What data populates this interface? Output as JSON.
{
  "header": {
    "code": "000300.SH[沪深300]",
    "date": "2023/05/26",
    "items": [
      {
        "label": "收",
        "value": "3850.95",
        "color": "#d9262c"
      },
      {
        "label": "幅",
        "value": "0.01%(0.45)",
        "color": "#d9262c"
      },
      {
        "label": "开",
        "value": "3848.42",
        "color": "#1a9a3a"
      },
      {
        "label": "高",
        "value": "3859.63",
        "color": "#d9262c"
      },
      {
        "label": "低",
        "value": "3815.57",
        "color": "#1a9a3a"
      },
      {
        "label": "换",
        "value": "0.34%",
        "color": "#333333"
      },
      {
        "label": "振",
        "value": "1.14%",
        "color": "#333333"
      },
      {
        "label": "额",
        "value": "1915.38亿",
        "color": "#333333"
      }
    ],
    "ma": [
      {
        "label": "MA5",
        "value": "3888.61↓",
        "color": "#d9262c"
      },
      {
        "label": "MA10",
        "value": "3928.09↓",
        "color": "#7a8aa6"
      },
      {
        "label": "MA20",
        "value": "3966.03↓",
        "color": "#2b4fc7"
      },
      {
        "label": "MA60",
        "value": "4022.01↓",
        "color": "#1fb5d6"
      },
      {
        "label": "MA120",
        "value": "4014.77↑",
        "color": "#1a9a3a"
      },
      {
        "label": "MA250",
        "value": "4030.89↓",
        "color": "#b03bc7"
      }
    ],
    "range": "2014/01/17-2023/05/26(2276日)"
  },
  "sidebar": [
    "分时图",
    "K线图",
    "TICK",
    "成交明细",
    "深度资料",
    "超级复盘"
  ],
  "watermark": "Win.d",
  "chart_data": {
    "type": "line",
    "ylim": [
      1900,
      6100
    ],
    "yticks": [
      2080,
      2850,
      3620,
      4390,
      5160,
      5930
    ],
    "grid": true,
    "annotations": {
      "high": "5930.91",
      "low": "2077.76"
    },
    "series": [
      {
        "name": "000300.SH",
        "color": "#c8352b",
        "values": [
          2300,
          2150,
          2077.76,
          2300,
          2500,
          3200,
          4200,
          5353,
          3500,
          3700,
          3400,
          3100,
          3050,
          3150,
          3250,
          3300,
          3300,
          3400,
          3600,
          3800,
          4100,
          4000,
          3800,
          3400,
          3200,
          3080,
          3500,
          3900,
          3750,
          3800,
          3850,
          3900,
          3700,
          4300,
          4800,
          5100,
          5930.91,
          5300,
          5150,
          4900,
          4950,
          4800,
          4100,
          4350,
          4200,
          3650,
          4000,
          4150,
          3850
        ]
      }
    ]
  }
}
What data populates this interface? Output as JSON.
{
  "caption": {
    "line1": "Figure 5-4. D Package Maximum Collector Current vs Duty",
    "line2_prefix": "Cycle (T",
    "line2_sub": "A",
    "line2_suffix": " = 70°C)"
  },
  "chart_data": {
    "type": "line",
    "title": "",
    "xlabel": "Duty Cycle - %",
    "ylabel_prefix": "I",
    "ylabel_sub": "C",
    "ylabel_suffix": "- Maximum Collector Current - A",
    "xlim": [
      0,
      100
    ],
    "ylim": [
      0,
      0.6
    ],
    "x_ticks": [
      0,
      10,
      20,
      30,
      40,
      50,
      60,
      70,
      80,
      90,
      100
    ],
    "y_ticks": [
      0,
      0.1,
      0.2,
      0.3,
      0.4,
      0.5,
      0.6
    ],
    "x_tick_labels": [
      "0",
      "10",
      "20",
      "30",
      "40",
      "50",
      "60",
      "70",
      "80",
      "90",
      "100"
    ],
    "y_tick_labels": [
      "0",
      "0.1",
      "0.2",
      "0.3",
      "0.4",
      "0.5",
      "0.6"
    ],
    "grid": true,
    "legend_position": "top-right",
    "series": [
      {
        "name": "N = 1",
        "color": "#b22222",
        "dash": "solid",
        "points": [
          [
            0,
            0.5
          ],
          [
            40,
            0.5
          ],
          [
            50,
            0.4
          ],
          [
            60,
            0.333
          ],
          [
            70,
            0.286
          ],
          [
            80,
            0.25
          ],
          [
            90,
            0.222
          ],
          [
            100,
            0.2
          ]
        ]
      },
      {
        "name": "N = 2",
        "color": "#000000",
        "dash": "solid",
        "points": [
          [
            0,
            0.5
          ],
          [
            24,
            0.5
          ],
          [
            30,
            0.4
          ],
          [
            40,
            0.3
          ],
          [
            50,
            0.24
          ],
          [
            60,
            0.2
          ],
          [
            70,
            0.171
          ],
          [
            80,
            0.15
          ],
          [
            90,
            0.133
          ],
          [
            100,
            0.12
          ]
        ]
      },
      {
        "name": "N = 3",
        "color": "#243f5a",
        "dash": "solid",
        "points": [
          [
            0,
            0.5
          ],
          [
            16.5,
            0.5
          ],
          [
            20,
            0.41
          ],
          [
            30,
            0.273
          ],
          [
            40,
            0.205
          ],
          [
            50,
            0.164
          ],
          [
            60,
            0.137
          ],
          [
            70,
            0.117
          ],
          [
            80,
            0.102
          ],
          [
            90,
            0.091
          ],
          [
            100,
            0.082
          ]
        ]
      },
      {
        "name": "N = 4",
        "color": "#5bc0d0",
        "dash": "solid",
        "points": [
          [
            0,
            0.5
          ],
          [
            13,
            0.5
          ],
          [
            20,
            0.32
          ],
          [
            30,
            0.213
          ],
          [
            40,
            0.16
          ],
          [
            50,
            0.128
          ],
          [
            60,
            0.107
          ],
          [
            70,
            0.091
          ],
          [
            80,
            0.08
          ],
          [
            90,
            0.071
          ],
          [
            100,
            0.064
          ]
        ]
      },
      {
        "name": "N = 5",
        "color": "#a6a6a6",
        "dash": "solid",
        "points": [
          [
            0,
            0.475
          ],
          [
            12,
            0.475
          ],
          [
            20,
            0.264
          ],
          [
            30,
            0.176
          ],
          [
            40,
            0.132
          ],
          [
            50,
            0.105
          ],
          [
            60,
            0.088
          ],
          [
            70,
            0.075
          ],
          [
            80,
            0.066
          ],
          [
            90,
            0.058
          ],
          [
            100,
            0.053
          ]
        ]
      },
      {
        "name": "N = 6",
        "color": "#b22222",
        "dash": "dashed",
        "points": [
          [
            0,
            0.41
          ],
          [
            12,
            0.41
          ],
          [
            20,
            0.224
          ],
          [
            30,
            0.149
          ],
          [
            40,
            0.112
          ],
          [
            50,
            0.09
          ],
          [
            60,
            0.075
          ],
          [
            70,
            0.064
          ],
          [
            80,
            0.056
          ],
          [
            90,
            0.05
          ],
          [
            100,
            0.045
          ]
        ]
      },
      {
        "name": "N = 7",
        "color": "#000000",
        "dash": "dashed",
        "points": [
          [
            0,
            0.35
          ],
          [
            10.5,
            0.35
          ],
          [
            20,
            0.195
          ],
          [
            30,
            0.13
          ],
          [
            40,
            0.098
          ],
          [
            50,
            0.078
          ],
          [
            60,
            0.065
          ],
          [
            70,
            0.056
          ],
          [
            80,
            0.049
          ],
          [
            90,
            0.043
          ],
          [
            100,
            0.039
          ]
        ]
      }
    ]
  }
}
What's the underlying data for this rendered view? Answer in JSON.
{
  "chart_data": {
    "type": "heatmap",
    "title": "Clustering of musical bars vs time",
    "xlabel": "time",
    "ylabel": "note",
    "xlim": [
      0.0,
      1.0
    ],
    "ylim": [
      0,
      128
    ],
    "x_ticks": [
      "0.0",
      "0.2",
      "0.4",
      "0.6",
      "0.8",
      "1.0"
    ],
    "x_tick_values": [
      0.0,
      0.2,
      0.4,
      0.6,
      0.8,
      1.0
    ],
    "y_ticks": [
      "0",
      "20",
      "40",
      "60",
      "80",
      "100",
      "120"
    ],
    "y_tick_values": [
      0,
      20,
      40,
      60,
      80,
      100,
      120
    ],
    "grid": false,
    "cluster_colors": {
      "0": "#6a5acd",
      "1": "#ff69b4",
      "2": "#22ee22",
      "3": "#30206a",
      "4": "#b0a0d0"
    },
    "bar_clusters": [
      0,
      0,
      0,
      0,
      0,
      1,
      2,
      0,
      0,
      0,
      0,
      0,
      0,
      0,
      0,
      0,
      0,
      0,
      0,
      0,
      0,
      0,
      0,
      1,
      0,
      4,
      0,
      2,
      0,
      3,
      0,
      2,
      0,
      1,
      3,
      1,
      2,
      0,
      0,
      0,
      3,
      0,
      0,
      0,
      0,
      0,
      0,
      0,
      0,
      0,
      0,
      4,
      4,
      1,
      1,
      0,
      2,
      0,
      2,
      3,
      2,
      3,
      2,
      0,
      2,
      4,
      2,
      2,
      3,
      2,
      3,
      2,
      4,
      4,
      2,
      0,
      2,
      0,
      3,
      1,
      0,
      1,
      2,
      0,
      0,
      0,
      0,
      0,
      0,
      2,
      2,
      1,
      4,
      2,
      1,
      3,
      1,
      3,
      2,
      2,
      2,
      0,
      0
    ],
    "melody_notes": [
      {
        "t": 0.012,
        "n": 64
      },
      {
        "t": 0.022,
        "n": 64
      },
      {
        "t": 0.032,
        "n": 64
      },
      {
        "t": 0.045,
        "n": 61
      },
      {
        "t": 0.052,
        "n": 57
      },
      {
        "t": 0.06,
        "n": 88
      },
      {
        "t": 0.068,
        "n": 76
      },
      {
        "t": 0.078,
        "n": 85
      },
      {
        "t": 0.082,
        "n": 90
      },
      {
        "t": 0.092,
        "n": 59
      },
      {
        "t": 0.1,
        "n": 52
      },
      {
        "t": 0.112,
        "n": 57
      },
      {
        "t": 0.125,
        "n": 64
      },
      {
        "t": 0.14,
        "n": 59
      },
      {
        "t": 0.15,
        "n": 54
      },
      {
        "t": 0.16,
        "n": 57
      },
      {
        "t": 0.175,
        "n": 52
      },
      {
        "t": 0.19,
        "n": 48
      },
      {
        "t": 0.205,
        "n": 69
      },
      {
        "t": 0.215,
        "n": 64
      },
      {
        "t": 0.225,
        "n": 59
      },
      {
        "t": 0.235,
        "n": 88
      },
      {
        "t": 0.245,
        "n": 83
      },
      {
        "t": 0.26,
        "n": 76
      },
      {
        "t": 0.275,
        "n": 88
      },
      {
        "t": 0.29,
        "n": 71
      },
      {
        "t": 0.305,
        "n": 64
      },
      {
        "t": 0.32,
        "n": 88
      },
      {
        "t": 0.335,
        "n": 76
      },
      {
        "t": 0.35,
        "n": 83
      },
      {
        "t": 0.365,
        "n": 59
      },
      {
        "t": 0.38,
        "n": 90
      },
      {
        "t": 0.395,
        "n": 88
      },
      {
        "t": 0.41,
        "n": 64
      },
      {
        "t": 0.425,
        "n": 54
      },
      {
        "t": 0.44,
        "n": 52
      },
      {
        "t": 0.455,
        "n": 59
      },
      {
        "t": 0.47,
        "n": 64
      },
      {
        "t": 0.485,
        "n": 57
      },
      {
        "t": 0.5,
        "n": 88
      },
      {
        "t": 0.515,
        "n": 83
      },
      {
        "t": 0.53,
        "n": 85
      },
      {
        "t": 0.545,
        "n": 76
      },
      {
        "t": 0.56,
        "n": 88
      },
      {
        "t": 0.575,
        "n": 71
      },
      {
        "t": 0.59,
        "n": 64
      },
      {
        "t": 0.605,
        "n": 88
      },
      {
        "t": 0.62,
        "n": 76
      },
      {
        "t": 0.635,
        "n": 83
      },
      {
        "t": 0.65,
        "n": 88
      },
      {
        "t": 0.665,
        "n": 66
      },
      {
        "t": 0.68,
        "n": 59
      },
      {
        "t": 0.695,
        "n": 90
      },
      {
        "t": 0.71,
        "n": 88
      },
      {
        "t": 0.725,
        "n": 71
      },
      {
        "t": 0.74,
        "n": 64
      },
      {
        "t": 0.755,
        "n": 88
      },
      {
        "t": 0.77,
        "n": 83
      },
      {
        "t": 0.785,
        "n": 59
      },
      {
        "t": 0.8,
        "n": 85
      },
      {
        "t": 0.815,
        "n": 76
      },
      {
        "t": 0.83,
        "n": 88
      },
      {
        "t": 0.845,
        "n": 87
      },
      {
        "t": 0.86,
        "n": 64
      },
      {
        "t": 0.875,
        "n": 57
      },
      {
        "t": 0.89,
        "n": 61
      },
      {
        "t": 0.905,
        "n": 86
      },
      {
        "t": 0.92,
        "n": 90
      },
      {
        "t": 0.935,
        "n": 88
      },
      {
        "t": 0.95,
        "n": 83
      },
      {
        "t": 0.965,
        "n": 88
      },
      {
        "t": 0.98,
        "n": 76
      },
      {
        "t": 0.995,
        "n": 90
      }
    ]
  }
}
......
» Problem to solve
Gather each line in the entries above where the string "time" is found.

» Completed exercise
    "title": "Clustering of musical bars vs time",
    "xlabel": "time",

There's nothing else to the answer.